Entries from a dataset
------------------------------------------------------------------------
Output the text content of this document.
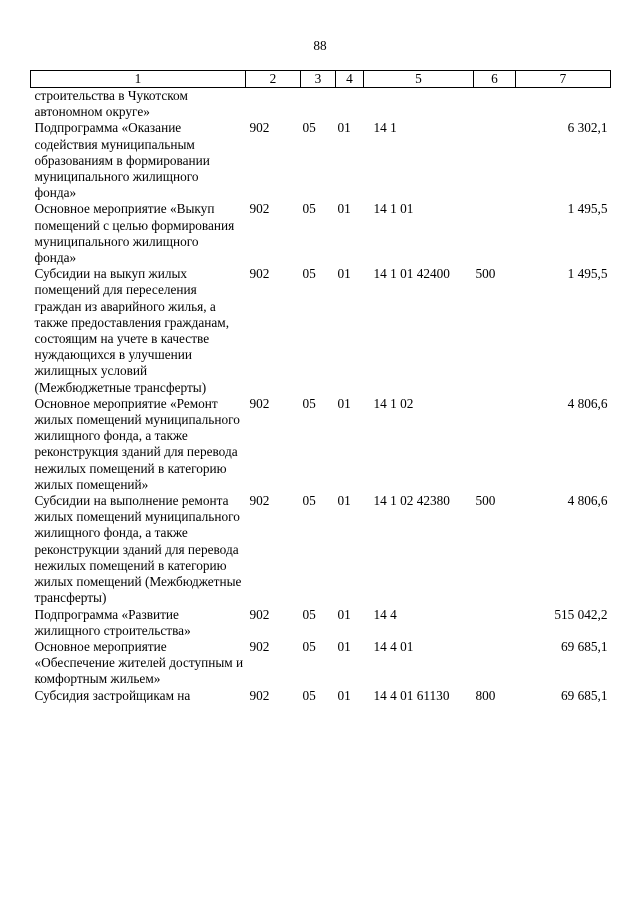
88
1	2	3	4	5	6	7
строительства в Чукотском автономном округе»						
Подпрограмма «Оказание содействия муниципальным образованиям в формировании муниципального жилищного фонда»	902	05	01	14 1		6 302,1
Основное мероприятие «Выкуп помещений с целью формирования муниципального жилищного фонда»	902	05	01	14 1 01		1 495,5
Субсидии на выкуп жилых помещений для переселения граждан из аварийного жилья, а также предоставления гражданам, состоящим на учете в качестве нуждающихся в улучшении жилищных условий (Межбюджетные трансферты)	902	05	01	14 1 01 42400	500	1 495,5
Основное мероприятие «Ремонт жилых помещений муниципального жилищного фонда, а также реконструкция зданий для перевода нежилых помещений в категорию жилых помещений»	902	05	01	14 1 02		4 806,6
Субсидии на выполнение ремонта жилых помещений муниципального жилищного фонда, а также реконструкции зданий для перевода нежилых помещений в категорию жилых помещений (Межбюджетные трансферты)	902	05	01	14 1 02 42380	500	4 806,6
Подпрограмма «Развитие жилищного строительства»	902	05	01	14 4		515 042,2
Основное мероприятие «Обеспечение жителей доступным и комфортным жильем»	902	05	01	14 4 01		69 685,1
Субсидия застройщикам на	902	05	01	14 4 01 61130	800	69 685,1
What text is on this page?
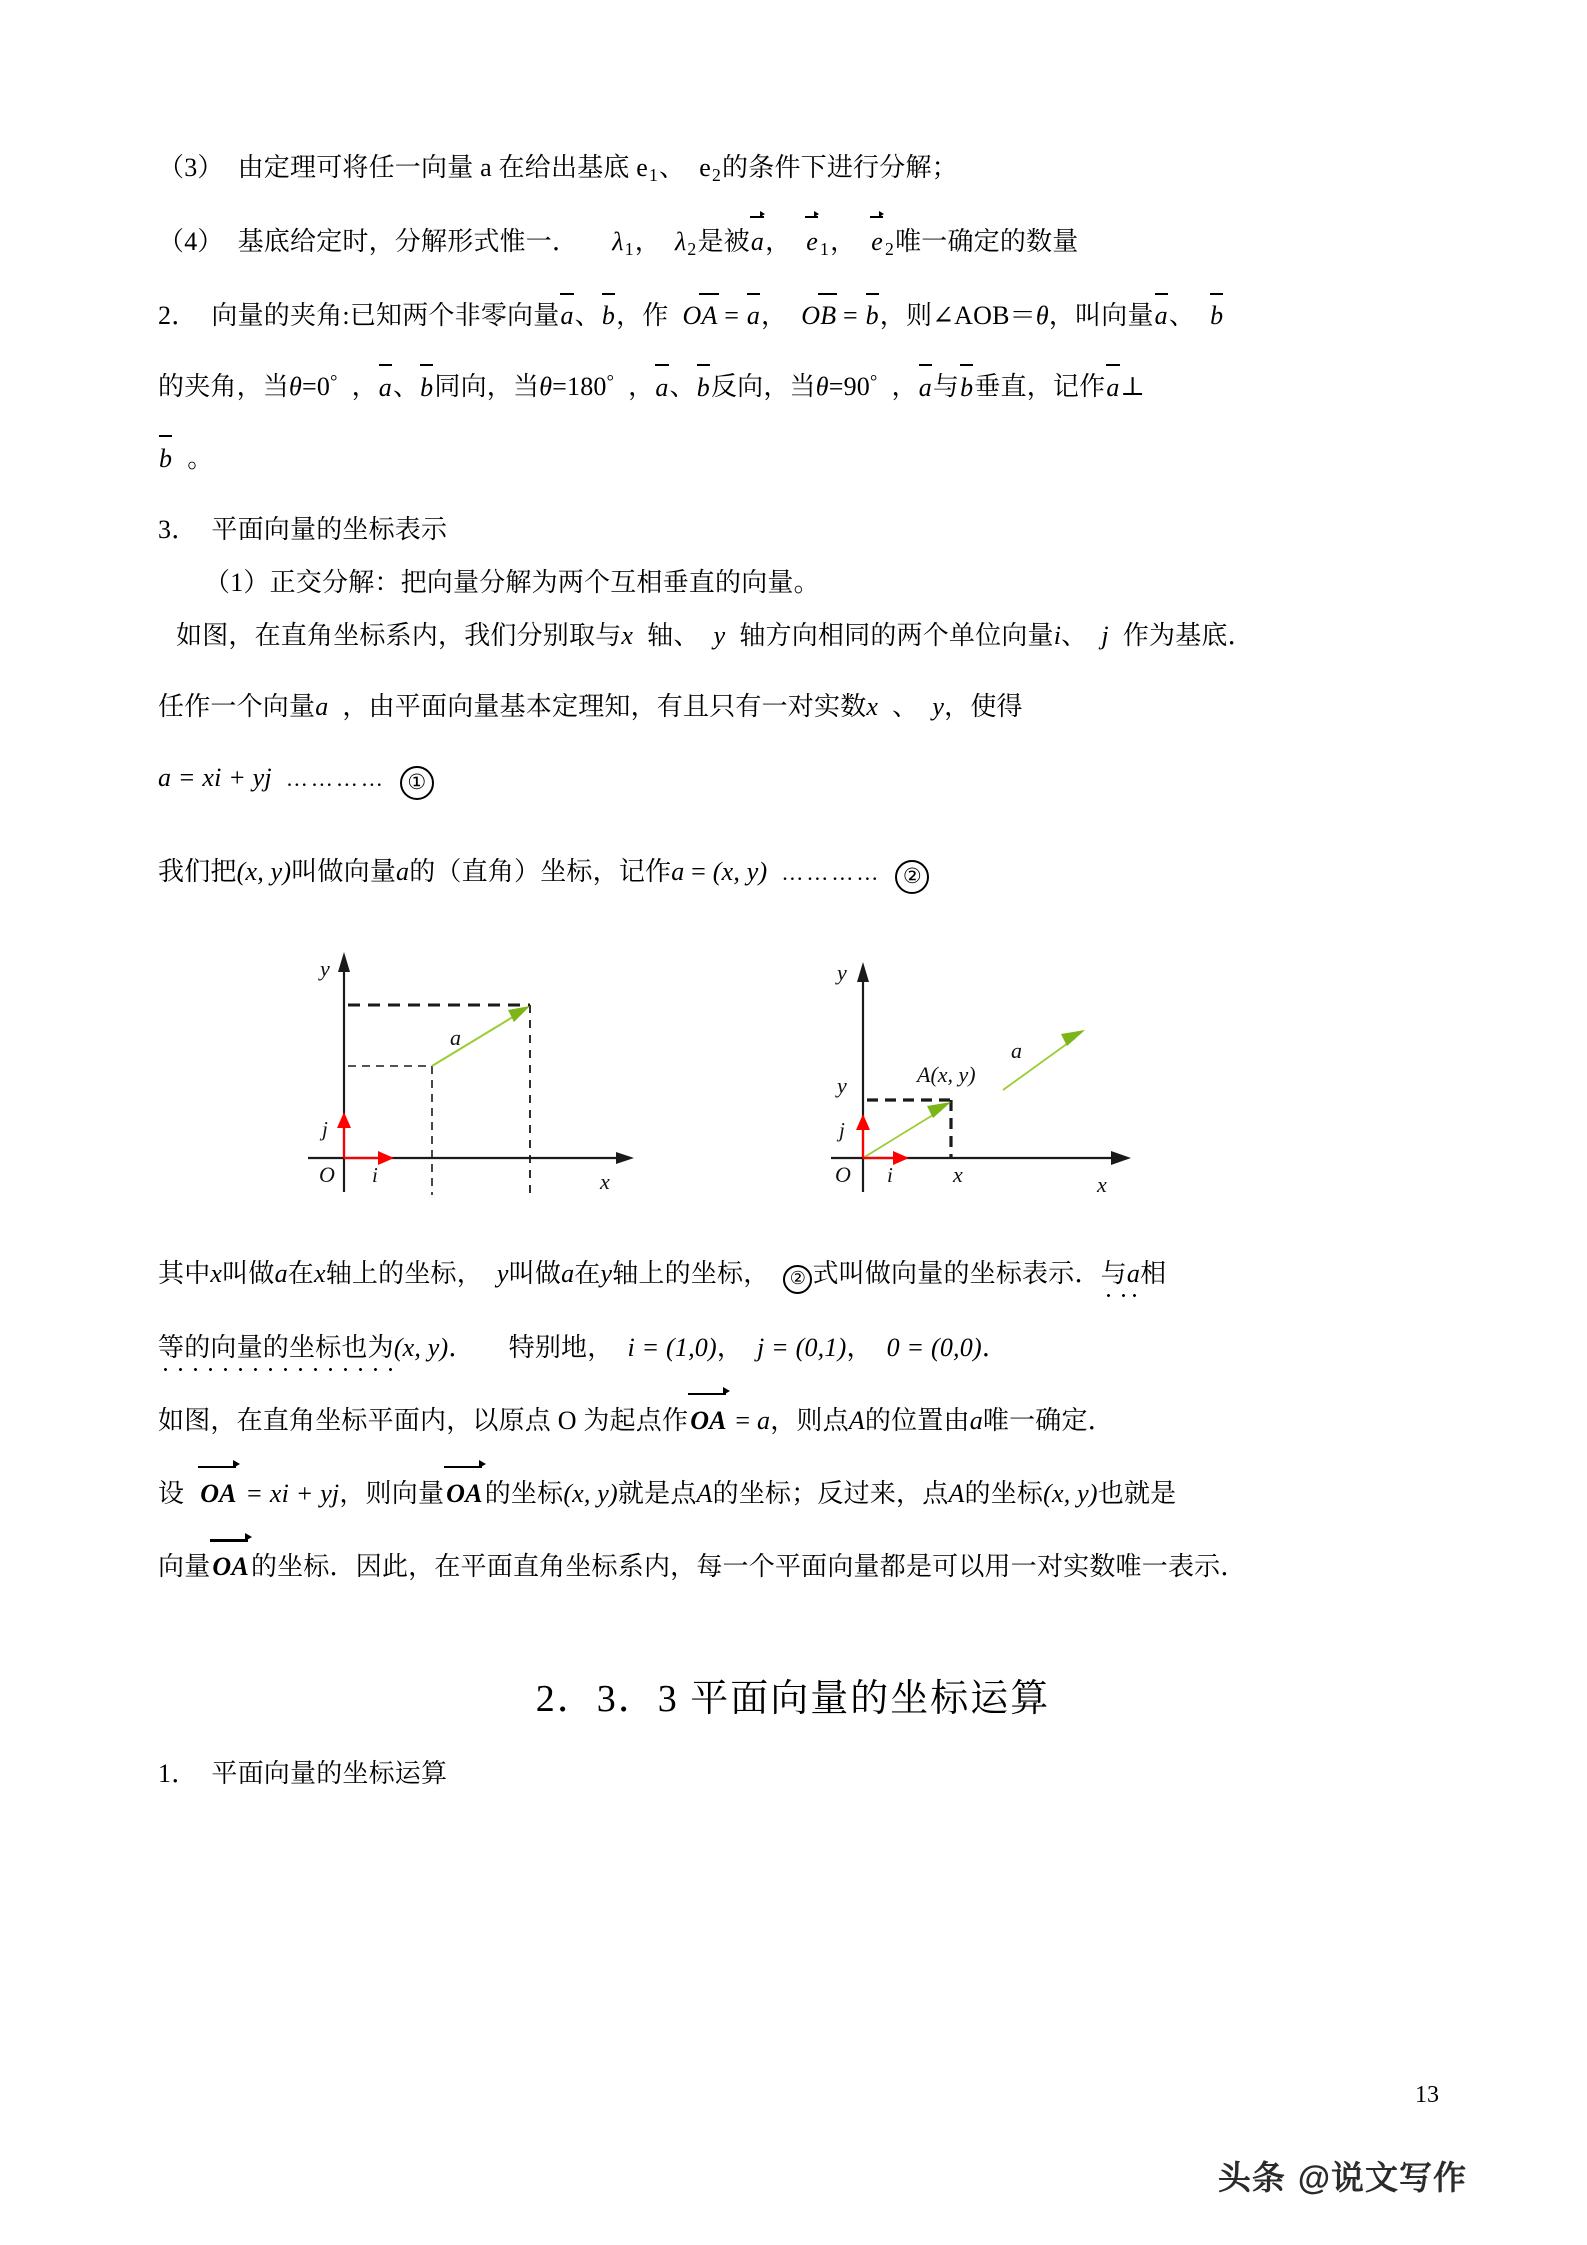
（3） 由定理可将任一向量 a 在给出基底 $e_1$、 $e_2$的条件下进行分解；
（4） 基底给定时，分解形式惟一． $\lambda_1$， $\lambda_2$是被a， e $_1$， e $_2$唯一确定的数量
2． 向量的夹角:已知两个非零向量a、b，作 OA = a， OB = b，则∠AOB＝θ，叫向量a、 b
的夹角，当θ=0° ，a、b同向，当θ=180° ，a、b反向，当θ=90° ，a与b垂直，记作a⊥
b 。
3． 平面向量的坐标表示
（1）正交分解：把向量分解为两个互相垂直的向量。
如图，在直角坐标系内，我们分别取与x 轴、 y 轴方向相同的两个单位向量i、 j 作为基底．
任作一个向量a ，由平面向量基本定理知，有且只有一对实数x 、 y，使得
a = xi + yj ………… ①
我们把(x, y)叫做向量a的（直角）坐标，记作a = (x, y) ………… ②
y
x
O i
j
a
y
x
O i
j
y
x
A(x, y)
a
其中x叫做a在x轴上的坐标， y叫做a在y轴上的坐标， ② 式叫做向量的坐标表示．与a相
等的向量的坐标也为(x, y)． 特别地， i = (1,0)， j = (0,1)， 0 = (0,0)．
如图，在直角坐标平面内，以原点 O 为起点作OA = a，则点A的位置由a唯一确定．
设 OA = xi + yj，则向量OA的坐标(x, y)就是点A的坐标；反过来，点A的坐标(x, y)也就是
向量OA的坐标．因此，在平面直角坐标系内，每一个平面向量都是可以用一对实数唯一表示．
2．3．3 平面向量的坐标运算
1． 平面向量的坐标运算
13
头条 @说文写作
------------------------------------------------------------------------
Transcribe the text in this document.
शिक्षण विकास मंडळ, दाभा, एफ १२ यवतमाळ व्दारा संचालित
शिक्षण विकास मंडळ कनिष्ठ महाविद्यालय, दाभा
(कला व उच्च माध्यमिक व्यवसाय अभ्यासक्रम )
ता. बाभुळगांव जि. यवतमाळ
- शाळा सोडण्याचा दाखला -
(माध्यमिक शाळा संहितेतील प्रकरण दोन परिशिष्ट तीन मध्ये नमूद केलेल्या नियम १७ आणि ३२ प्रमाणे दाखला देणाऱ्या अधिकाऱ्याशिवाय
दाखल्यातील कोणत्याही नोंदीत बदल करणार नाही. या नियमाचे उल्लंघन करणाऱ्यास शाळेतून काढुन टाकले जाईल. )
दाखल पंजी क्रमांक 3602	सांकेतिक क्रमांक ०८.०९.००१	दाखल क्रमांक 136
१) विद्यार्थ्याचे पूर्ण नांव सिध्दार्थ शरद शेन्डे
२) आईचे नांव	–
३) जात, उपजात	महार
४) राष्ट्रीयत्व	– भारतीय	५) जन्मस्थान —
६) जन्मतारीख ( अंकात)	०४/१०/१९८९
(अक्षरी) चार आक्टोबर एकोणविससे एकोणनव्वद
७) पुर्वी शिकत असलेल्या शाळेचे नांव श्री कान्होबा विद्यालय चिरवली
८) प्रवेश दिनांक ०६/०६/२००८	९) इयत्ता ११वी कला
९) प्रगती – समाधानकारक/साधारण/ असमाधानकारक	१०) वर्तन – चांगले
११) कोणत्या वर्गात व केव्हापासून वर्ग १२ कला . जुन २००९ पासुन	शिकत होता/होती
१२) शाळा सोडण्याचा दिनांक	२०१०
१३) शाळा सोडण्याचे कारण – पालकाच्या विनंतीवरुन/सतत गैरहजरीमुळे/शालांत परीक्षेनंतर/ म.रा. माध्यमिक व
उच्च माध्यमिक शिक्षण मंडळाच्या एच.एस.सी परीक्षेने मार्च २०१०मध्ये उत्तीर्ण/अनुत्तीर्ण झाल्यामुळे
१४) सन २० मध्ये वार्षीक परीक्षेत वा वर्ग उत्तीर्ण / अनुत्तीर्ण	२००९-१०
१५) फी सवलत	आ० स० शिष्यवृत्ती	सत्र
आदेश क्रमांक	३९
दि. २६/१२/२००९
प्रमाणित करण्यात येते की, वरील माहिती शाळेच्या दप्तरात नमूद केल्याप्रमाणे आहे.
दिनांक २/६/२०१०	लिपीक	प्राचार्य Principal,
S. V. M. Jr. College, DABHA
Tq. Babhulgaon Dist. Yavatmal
------------------------------------------------------------------------
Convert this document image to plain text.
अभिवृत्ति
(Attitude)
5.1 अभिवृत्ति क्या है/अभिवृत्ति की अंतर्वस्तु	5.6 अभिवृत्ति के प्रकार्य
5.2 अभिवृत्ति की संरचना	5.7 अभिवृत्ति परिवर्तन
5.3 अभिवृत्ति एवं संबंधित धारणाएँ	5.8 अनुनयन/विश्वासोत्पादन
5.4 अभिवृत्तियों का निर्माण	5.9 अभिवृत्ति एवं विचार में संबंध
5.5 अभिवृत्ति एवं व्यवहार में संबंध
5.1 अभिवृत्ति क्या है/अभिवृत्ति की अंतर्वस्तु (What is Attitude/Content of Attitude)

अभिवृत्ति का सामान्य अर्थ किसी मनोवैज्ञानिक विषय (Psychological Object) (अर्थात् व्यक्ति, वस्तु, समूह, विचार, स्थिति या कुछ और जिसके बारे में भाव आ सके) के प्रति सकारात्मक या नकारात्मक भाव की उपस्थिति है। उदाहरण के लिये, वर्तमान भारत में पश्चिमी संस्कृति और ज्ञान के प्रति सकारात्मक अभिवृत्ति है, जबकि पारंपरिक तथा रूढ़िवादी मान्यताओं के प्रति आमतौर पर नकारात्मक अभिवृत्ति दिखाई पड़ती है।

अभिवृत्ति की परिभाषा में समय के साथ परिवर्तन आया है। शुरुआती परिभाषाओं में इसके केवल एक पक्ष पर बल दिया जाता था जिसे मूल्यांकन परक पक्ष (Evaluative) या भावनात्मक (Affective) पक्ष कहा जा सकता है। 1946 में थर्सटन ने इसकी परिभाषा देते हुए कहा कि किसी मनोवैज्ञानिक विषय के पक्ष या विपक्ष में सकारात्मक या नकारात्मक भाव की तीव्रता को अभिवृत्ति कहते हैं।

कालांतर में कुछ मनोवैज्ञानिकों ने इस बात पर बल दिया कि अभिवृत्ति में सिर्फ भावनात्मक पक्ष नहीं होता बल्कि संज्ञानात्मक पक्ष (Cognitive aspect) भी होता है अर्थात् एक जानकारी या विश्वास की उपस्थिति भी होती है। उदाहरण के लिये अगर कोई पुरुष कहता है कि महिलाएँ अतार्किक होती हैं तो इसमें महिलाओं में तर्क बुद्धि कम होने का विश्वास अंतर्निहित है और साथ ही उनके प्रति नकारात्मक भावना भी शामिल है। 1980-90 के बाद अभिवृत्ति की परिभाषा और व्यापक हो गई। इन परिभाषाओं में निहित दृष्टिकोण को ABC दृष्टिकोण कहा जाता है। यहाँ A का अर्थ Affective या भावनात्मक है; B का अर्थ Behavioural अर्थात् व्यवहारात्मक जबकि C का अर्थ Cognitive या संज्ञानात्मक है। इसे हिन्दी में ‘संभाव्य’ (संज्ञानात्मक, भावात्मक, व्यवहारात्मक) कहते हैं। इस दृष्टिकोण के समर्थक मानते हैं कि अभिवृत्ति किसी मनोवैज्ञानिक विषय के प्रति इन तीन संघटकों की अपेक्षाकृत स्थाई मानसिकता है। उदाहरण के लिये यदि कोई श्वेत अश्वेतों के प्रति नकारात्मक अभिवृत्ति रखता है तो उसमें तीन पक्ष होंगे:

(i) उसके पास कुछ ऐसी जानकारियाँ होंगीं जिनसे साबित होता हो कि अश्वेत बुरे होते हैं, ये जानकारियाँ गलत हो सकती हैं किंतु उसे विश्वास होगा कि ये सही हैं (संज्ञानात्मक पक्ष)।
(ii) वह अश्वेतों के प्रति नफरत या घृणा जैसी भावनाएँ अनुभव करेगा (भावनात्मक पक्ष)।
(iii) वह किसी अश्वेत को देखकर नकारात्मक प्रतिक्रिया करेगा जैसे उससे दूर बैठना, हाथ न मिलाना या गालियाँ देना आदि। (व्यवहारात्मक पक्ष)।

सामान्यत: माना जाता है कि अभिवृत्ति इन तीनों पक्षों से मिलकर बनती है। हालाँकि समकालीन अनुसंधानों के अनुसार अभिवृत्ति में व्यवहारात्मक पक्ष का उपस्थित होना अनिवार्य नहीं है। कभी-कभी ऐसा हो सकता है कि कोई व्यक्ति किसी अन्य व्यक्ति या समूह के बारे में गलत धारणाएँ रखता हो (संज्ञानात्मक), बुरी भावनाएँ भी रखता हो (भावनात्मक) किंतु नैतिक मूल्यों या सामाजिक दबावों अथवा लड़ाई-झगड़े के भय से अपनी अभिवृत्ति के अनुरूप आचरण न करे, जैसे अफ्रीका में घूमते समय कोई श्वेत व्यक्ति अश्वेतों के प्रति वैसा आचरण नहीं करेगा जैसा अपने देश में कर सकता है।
------------------------------------------------------------------------
• [What you should do]: In the records above, how many lines hold the string "помещений"? Reply with only the number.

• [The completed task]: 4